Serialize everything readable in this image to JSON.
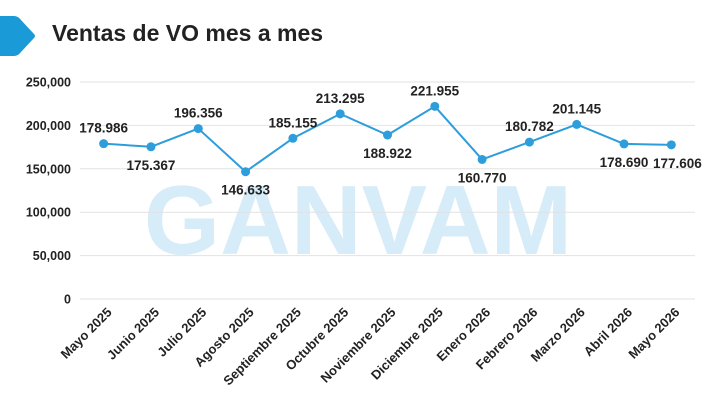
{
  "header": {
    "title": "Ventas de VO mes a mes",
    "accent_color": "#1a9ad6"
  },
  "watermark": {
    "text": "GANVAM",
    "color": "#d6ecf8"
  },
  "chart_data": {
    "type": "line",
    "title": "Ventas de VO mes a mes",
    "xlabel": "",
    "ylabel": "",
    "ylim": [
      0,
      250000
    ],
    "yticks": [
      0,
      50000,
      100000,
      150000,
      200000,
      250000
    ],
    "ytick_labels": [
      "0",
      "50,000",
      "100,000",
      "150,000",
      "200,000",
      "250,000"
    ],
    "grid": true,
    "legend": "none",
    "categories": [
      "Mayo 2025",
      "Junio 2025",
      "Julio 2025",
      "Agosto 2025",
      "Septiembre 2025",
      "Octubre 2025",
      "Noviembre 2025",
      "Diciembre 2025",
      "Enero 2026",
      "Febrero 2026",
      "Marzo 2026",
      "Abril 2026",
      "Mayo 2026"
    ],
    "series": [
      {
        "color": "#2d9ddb",
        "values": [
          178986,
          175367,
          196356,
          146633,
          185155,
          213295,
          188922,
          221955,
          160770,
          180782,
          201145,
          178690,
          177606
        ],
        "data_labels": [
          "178.986",
          "175.367",
          "196.356",
          "146.633",
          "185.155",
          "213.295",
          "188.922",
          "221.955",
          "160.770",
          "180.782",
          "201.145",
          "178.690",
          "177.606"
        ],
        "label_positions": [
          "above",
          "below",
          "above",
          "below",
          "above",
          "above",
          "below",
          "above",
          "below",
          "above",
          "above",
          "below",
          "below"
        ]
      }
    ]
  }
}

> _WHAT THE EXERCISE ASKS_
Exact duplication of all the records is required; pictures are omitted from the copy.

> _SOLUTION TO THE EXERCISE_
Serialize everything readable in this image to JSON.
{
  "header": {
    "title": "Ventas de VO mes a mes",
    "accent_color": "#1a9ad6"
  },
  "watermark": {
    "text": "GANVAM",
    "color": "#d6ecf8"
  },
  "chart_data": {
    "type": "line",
    "title": "Ventas de VO mes a mes",
    "xlabel": "",
    "ylabel": "",
    "ylim": [
      0,
      250000
    ],
    "yticks": [
      0,
      50000,
      100000,
      150000,
      200000,
      250000
    ],
    "ytick_labels": [
      "0",
      "50,000",
      "100,000",
      "150,000",
      "200,000",
      "250,000"
    ],
    "grid": true,
    "legend": "none",
    "categories": [
      "Mayo 2025",
      "Junio 2025",
      "Julio 2025",
      "Agosto 2025",
      "Septiembre 2025",
      "Octubre 2025",
      "Noviembre 2025",
      "Diciembre 2025",
      "Enero 2026",
      "Febrero 2026",
      "Marzo 2026",
      "Abril 2026",
      "Mayo 2026"
    ],
    "series": [
      {
        "color": "#2d9ddb",
        "values": [
          178986,
          175367,
          196356,
          146633,
          185155,
          213295,
          188922,
          221955,
          160770,
          180782,
          201145,
          178690,
          177606
        ],
        "data_labels": [
          "178.986",
          "175.367",
          "196.356",
          "146.633",
          "185.155",
          "213.295",
          "188.922",
          "221.955",
          "160.770",
          "180.782",
          "201.145",
          "178.690",
          "177.606"
        ],
        "label_positions": [
          "above",
          "below",
          "above",
          "below",
          "above",
          "above",
          "below",
          "above",
          "below",
          "above",
          "above",
          "below",
          "below"
        ]
      }
    ]
  }
}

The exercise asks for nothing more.